_What is expected_
Find each line with the string "Lindor" and copy it.

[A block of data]
★ ★ ★

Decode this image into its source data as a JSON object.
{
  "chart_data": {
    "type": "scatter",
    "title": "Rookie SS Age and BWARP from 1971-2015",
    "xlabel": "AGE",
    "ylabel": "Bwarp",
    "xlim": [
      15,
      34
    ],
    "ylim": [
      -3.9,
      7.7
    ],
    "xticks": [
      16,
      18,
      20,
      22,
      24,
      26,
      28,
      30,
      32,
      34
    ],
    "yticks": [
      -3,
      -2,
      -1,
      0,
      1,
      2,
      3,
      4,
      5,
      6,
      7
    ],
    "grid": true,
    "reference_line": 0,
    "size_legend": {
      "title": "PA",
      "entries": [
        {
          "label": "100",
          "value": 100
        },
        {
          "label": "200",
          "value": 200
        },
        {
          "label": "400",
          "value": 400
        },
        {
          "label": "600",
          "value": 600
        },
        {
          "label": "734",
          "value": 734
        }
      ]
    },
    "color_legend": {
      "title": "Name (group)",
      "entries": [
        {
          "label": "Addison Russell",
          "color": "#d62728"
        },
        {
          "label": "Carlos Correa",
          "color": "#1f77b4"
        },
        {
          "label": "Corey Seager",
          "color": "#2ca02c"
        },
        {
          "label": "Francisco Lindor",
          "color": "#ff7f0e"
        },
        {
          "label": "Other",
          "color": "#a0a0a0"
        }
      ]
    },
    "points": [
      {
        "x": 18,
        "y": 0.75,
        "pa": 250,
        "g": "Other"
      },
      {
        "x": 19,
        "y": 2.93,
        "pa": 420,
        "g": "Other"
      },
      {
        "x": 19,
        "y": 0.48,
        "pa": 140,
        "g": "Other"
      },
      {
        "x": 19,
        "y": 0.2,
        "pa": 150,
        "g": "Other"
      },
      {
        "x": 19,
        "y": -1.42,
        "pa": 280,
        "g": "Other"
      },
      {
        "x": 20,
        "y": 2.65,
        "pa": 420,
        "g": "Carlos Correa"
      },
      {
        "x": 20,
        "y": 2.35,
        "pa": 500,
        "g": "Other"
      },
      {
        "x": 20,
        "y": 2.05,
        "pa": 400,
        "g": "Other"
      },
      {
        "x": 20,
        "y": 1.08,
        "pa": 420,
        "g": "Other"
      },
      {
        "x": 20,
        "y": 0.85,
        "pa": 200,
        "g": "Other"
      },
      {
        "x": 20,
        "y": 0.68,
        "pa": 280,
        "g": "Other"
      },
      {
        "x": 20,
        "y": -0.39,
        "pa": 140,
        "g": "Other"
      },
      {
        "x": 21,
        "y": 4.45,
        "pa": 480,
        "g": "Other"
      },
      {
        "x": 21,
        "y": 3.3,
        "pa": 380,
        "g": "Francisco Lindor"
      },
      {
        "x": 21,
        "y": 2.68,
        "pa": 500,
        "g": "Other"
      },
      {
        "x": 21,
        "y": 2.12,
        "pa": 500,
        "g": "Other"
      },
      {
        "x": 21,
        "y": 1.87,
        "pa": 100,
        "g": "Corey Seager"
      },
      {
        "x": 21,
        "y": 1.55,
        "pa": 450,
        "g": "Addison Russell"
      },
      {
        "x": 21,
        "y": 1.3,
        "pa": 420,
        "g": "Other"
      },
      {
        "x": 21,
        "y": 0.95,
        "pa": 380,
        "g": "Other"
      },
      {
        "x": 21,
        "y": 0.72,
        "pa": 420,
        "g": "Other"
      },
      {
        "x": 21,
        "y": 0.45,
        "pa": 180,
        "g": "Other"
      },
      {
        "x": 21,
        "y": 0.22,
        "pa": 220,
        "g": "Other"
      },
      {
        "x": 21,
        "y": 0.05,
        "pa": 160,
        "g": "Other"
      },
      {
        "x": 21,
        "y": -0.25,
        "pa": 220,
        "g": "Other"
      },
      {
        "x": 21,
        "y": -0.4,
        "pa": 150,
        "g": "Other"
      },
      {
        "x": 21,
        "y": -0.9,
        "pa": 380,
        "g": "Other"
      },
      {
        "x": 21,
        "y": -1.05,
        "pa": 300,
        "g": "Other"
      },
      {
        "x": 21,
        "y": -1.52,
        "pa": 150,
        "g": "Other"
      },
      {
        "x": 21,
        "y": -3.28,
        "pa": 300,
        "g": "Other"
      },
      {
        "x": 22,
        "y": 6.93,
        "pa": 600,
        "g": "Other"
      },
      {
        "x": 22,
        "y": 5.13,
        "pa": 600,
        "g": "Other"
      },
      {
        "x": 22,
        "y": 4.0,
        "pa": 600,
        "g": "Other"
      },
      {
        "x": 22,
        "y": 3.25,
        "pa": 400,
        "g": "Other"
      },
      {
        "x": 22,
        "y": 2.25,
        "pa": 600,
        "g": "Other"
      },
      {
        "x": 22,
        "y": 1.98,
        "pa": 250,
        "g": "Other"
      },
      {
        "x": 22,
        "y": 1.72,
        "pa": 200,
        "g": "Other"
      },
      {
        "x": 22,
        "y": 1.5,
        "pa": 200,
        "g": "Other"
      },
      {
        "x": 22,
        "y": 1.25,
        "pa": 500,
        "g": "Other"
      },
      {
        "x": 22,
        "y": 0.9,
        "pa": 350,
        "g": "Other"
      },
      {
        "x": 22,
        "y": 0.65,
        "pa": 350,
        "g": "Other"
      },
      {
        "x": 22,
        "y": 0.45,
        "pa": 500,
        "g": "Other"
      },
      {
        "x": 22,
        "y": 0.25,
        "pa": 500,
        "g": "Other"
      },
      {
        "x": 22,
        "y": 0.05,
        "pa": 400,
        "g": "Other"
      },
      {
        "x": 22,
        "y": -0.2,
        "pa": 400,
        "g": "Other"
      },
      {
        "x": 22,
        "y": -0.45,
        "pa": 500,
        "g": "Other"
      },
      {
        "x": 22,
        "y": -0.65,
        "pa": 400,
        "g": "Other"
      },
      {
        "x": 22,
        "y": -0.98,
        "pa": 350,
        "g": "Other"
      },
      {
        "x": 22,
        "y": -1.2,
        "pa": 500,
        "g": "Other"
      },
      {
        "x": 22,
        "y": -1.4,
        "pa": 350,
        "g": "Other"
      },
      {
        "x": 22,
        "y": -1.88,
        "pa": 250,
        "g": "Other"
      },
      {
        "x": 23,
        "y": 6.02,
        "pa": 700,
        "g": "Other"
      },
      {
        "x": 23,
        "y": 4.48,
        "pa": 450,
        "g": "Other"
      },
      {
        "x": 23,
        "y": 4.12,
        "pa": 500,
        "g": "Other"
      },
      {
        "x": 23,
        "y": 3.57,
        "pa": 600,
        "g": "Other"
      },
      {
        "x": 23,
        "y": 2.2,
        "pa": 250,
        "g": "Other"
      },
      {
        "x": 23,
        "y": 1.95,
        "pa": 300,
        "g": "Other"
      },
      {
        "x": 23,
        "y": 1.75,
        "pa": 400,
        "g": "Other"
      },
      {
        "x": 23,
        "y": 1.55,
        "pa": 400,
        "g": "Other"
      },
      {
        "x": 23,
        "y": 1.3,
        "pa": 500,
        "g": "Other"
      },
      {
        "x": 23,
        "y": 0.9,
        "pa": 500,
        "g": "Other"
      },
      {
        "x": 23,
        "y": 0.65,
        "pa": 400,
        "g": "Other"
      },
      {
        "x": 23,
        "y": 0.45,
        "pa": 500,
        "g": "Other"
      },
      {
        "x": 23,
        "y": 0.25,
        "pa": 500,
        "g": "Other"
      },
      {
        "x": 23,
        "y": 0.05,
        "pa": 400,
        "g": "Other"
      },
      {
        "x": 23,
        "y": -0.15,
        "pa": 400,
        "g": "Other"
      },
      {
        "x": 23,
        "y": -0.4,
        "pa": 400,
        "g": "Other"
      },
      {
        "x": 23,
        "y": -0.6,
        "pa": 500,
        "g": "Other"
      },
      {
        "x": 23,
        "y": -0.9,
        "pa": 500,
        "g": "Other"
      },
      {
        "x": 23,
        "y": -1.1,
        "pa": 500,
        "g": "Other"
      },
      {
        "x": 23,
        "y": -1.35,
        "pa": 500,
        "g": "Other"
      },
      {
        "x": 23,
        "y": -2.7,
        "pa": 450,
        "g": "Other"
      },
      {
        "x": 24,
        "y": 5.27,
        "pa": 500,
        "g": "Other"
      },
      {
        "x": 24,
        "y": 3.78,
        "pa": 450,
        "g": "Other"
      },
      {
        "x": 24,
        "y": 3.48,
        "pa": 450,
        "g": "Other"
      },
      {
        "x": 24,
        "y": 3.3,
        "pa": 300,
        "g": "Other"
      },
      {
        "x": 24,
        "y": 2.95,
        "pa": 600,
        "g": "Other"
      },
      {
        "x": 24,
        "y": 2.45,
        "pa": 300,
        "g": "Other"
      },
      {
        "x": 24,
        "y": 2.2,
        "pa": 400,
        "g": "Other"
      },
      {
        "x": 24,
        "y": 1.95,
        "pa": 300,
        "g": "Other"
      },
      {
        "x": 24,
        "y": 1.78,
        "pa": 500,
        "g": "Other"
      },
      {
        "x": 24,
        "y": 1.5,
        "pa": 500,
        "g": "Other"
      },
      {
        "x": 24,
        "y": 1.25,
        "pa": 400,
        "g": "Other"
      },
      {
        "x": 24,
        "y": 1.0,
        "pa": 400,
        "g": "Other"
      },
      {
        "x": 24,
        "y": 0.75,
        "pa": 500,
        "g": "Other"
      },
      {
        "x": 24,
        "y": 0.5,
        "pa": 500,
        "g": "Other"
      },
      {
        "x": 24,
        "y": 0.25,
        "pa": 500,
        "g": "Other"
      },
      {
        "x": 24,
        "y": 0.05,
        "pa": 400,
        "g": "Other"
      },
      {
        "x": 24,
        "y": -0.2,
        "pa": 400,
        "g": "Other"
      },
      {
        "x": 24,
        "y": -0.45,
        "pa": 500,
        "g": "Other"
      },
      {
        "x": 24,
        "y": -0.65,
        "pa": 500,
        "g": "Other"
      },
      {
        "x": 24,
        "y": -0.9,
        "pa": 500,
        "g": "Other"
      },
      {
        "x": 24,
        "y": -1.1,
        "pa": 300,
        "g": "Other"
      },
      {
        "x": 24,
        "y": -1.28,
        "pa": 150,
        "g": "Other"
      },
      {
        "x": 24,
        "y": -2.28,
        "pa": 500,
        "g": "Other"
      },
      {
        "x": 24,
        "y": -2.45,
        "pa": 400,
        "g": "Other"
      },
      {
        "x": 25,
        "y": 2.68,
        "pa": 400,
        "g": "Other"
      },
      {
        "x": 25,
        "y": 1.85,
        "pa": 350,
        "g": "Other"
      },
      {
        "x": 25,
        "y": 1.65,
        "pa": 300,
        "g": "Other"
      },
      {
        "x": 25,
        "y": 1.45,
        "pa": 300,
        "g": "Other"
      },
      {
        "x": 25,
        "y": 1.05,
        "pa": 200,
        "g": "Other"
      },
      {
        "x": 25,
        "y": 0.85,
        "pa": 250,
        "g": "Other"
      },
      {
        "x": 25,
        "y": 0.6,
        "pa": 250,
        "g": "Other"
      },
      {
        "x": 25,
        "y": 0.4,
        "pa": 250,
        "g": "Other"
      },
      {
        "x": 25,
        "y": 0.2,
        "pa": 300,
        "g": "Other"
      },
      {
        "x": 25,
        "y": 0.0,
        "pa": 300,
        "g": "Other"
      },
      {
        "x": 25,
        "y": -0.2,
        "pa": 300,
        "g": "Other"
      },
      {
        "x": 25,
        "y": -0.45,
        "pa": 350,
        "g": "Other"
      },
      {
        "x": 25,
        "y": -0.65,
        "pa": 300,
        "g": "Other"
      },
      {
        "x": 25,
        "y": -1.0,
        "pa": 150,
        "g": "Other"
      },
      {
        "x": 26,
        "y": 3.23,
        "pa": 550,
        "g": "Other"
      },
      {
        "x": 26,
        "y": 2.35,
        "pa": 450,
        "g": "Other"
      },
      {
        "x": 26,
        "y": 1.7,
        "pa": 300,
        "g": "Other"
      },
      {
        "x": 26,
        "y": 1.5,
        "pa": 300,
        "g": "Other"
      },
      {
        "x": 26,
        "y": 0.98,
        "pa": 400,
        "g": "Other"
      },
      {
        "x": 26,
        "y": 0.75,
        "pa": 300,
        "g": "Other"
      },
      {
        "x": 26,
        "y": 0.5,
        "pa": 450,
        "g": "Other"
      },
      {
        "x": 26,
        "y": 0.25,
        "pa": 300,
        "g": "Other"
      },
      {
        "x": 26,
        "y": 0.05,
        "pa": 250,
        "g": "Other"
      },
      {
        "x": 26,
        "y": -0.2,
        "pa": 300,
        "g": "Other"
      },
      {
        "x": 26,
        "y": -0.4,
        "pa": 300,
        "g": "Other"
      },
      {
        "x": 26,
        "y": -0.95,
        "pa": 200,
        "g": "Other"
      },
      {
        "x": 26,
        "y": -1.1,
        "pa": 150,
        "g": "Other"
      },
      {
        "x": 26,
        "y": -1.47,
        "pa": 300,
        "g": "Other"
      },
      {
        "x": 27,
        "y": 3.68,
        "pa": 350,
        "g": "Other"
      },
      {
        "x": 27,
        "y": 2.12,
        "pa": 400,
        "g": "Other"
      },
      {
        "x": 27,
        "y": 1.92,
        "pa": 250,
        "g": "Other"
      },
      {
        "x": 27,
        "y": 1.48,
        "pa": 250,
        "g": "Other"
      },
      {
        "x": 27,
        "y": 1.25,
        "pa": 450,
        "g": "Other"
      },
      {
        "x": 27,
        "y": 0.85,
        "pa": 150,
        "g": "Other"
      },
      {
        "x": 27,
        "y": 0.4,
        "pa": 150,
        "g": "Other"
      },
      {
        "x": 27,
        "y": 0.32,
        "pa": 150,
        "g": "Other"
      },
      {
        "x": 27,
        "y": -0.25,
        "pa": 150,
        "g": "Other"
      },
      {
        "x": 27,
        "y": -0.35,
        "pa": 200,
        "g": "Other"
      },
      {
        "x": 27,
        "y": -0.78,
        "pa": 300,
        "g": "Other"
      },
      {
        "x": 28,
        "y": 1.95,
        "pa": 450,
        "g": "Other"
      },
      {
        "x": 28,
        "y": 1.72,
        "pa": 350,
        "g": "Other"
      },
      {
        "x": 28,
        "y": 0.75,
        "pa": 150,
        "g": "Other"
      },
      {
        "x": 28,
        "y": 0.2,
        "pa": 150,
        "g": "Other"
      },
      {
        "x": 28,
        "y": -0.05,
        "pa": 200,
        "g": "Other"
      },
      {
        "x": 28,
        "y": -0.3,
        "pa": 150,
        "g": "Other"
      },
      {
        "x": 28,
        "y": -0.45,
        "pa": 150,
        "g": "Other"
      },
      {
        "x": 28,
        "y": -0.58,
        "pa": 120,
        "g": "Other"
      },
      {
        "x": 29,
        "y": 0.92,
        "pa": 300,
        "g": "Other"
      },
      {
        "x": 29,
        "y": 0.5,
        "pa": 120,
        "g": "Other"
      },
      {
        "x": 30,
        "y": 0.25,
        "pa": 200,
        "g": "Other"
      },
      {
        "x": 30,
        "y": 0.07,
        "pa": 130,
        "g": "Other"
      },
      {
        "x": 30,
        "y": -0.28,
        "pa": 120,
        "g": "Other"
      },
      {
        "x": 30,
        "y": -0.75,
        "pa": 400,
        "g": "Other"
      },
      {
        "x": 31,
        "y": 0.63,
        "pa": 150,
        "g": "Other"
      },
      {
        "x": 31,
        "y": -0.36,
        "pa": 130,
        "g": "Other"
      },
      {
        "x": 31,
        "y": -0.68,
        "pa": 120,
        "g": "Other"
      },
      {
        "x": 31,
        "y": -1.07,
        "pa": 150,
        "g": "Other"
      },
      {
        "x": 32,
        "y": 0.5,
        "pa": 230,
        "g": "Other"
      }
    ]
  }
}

★ ★ ★

_Exercise answer_
          "label": "Francisco Lindor",
        "g": "Francisco Lindor"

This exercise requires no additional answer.